▸ What you should do
Your task is to transcribe all the entries exactly, excluding pictures.

▸ Material provided
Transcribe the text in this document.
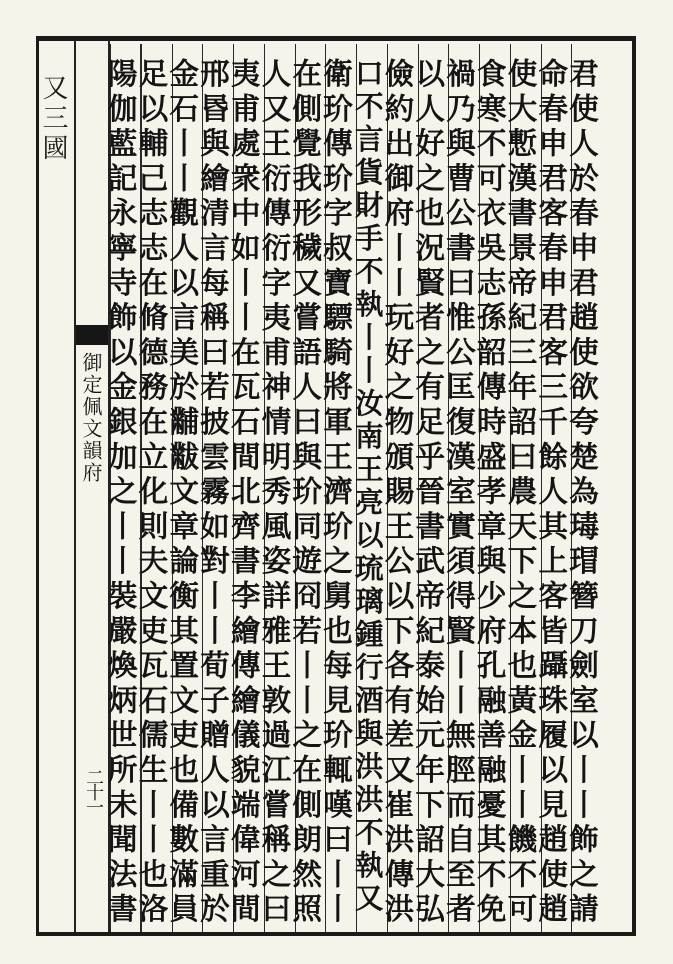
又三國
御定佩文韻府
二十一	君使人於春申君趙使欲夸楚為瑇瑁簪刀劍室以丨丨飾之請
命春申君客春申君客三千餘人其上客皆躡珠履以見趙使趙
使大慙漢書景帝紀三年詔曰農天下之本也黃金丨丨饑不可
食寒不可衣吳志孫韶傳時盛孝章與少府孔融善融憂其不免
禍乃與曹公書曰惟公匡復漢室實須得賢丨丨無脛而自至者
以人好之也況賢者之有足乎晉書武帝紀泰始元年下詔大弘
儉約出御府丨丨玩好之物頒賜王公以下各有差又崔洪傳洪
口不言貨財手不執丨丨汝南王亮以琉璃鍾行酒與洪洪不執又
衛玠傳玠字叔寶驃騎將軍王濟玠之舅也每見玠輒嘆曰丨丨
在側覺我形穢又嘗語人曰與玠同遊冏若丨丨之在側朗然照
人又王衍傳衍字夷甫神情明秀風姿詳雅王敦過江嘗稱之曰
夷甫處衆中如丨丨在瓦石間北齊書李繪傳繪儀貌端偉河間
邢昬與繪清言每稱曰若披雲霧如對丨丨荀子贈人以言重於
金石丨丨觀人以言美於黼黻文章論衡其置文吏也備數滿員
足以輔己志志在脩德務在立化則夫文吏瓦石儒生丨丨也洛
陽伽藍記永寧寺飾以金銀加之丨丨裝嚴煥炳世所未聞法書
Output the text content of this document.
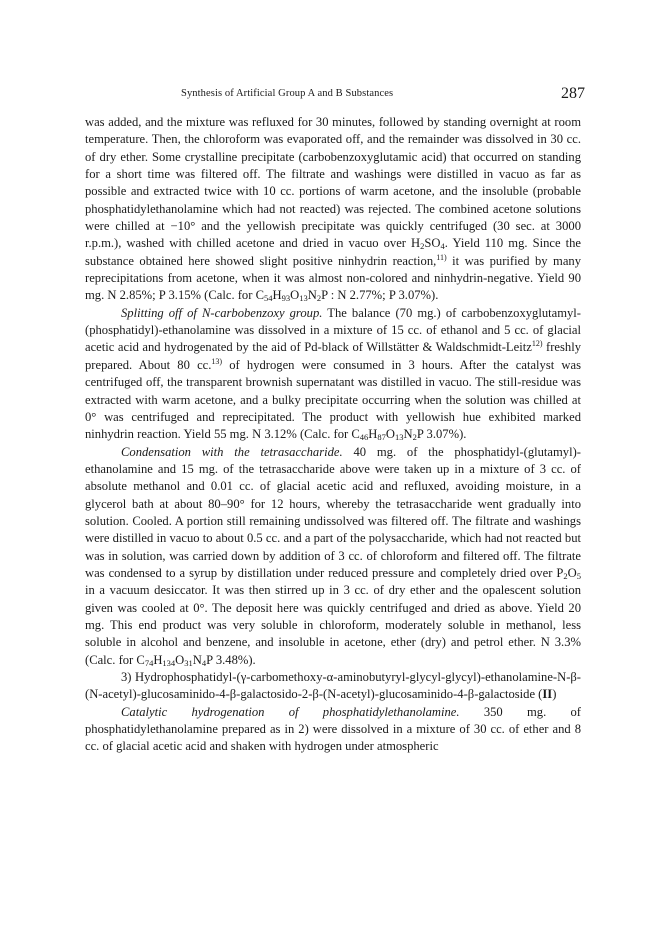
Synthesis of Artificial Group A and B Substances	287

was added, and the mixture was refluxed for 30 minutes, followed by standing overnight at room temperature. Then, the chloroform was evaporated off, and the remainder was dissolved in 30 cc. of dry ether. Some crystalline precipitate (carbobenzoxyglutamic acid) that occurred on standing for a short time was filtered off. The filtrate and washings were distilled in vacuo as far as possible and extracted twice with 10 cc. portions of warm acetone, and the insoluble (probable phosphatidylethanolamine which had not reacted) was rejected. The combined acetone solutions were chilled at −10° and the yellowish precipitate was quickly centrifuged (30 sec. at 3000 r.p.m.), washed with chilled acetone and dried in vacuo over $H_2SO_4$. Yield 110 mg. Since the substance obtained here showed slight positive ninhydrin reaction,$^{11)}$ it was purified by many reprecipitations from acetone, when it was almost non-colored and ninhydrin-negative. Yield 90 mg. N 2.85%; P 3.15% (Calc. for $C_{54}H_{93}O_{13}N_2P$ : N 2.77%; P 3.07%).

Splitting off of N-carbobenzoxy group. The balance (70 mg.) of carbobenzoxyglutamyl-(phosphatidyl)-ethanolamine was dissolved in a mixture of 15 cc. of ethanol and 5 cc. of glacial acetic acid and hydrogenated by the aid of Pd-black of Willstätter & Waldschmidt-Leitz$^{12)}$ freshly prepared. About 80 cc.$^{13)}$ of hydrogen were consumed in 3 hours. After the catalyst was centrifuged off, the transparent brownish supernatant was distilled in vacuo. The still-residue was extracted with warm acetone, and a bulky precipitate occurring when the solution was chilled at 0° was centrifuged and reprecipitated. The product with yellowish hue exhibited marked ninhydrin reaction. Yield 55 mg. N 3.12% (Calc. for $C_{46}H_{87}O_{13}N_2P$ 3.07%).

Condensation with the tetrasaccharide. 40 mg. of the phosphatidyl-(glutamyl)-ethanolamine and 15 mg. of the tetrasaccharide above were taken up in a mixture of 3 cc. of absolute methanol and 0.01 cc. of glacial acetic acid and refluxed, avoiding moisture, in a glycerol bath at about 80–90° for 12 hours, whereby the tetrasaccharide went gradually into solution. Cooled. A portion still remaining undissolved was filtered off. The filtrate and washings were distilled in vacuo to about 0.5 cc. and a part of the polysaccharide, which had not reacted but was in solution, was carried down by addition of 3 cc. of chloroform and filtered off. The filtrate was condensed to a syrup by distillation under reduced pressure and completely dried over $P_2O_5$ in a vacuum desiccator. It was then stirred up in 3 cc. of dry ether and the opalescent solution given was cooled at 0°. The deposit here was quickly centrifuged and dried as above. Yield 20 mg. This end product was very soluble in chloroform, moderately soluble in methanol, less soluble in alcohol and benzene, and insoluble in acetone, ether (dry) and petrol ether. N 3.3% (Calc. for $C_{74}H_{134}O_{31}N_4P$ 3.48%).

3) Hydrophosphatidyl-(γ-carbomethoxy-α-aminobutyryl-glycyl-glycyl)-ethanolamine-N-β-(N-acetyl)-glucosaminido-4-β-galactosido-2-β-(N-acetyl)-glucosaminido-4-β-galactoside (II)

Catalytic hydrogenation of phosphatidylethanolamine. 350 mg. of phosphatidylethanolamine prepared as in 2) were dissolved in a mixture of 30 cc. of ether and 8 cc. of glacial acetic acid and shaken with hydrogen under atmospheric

▸ Solution below
Transcribe the text in this document.
又三國
御定佩文韻府
二十一	君使人於春申君趙使欲夸楚為瑇瑁簪刀劍室以丨丨飾之請
命春申君客春申君客三千餘人其上客皆躡珠履以見趙使趙
使大慙漢書景帝紀三年詔曰農天下之本也黃金丨丨饑不可
食寒不可衣吳志孫韶傳時盛孝章與少府孔融善融憂其不免
禍乃與曹公書曰惟公匡復漢室實須得賢丨丨無脛而自至者
以人好之也況賢者之有足乎晉書武帝紀泰始元年下詔大弘
儉約出御府丨丨玩好之物頒賜王公以下各有差又崔洪傳洪
口不言貨財手不執丨丨汝南王亮以琉璃鍾行酒與洪洪不執又
衛玠傳玠字叔寶驃騎將軍王濟玠之舅也每見玠輒嘆曰丨丨
在側覺我形穢又嘗語人曰與玠同遊冏若丨丨之在側朗然照
人又王衍傳衍字夷甫神情明秀風姿詳雅王敦過江嘗稱之曰
夷甫處衆中如丨丨在瓦石間北齊書李繪傳繪儀貌端偉河間
邢昬與繪清言每稱曰若披雲霧如對丨丨荀子贈人以言重於
金石丨丨觀人以言美於黼黻文章論衡其置文吏也備數滿員
足以輔己志志在脩德務在立化則夫文吏瓦石儒生丨丨也洛
陽伽藍記永寧寺飾以金銀加之丨丨裝嚴煥炳世所未聞法書
Output the text content of this document.
Synthesis of Artificial Group A and B Substances	287

was added, and the mixture was refluxed for 30 minutes, followed by standing overnight at room temperature. Then, the chloroform was evaporated off, and the remainder was dissolved in 30 cc. of dry ether. Some crystalline precipitate (carbobenzoxyglutamic acid) that occurred on standing for a short time was filtered off. The filtrate and washings were distilled in vacuo as far as possible and extracted twice with 10 cc. portions of warm acetone, and the insoluble (probable phosphatidylethanolamine which had not reacted) was rejected. The combined acetone solutions were chilled at −10° and the yellowish precipitate was quickly centrifuged (30 sec. at 3000 r.p.m.), washed with chilled acetone and dried in vacuo over $H_2SO_4$. Yield 110 mg. Since the substance obtained here showed slight positive ninhydrin reaction,$^{11)}$ it was purified by many reprecipitations from acetone, when it was almost non-colored and ninhydrin-negative. Yield 90 mg. N 2.85%; P 3.15% (Calc. for $C_{54}H_{93}O_{13}N_2P$ : N 2.77%; P 3.07%).

Splitting off of N-carbobenzoxy group. The balance (70 mg.) of carbobenzoxyglutamyl-(phosphatidyl)-ethanolamine was dissolved in a mixture of 15 cc. of ethanol and 5 cc. of glacial acetic acid and hydrogenated by the aid of Pd-black of Willstätter & Waldschmidt-Leitz$^{12)}$ freshly prepared. About 80 cc.$^{13)}$ of hydrogen were consumed in 3 hours. After the catalyst was centrifuged off, the transparent brownish supernatant was distilled in vacuo. The still-residue was extracted with warm acetone, and a bulky precipitate occurring when the solution was chilled at 0° was centrifuged and reprecipitated. The product with yellowish hue exhibited marked ninhydrin reaction. Yield 55 mg. N 3.12% (Calc. for $C_{46}H_{87}O_{13}N_2P$ 3.07%).

Condensation with the tetrasaccharide. 40 mg. of the phosphatidyl-(glutamyl)-ethanolamine and 15 mg. of the tetrasaccharide above were taken up in a mixture of 3 cc. of absolute methanol and 0.01 cc. of glacial acetic acid and refluxed, avoiding moisture, in a glycerol bath at about 80–90° for 12 hours, whereby the tetrasaccharide went gradually into solution. Cooled. A portion still remaining undissolved was filtered off. The filtrate and washings were distilled in vacuo to about 0.5 cc. and a part of the polysaccharide, which had not reacted but was in solution, was carried down by addition of 3 cc. of chloroform and filtered off. The filtrate was condensed to a syrup by distillation under reduced pressure and completely dried over $P_2O_5$ in a vacuum desiccator. It was then stirred up in 3 cc. of dry ether and the opalescent solution given was cooled at 0°. The deposit here was quickly centrifuged and dried as above. Yield 20 mg. This end product was very soluble in chloroform, moderately soluble in methanol, less soluble in alcohol and benzene, and insoluble in acetone, ether (dry) and petrol ether. N 3.3% (Calc. for $C_{74}H_{134}O_{31}N_4P$ 3.48%).

3) Hydrophosphatidyl-(γ-carbomethoxy-α-aminobutyryl-glycyl-glycyl)-ethanolamine-N-β-(N-acetyl)-glucosaminido-4-β-galactosido-2-β-(N-acetyl)-glucosaminido-4-β-galactoside (II)

Catalytic hydrogenation of phosphatidylethanolamine. 350 mg. of phosphatidylethanolamine prepared as in 2) were dissolved in a mixture of 30 cc. of ether and 8 cc. of glacial acetic acid and shaken with hydrogen under atmospheric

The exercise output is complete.